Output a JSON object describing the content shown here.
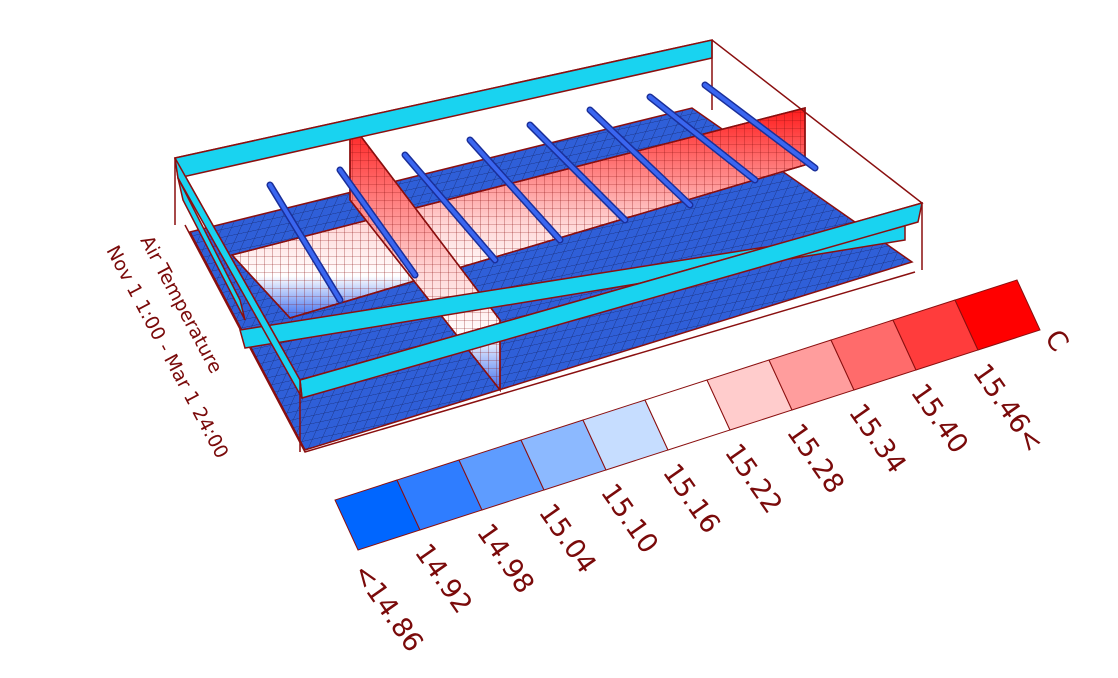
{
  "title": {
    "lines": [
      "Air Temperature",
      "Nov 1 1:00 - Mar 1 24:00"
    ]
  },
  "legend": {
    "unit": "C",
    "labels": [
      "<14.86",
      "14.92",
      "14.98",
      "15.04",
      "15.10",
      "15.16",
      "15.22",
      "15.28",
      "15.34",
      "15.40",
      "15.46<"
    ],
    "colors": [
      "#0066ff",
      "#2f7dff",
      "#5e9cff",
      "#8cb9ff",
      "#c6ddff",
      "#ffffff",
      "#ffcccc",
      "#ff9d9d",
      "#ff6b6b",
      "#ff3c3c",
      "#ff0000"
    ]
  }
}
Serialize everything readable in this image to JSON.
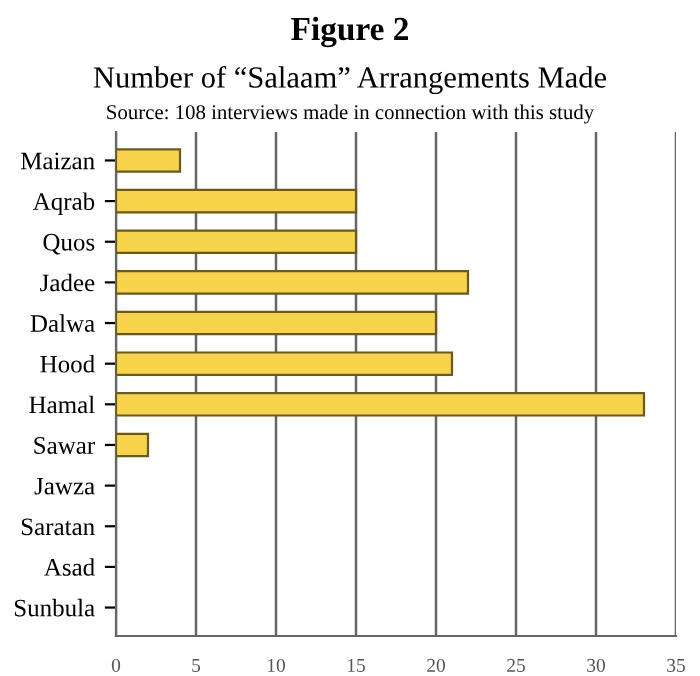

» **Exercise**:
Set down all the data again exactly as above, pictures excluded.

» **Result of this task**:
Output a JSON object describing the content shown here.
{
  "title": {
    "lines": [
      "Air Temperature",
      "Nov 1 1:00 - Mar 1 24:00"
    ]
  },
  "legend": {
    "unit": "C",
    "labels": [
      "<14.86",
      "14.92",
      "14.98",
      "15.04",
      "15.10",
      "15.16",
      "15.22",
      "15.28",
      "15.34",
      "15.40",
      "15.46<"
    ],
    "colors": [
      "#0066ff",
      "#2f7dff",
      "#5e9cff",
      "#8cb9ff",
      "#c6ddff",
      "#ffffff",
      "#ffcccc",
      "#ff9d9d",
      "#ff6b6b",
      "#ff3c3c",
      "#ff0000"
    ]
  }
}
Serialize everything readable in this image to JSON.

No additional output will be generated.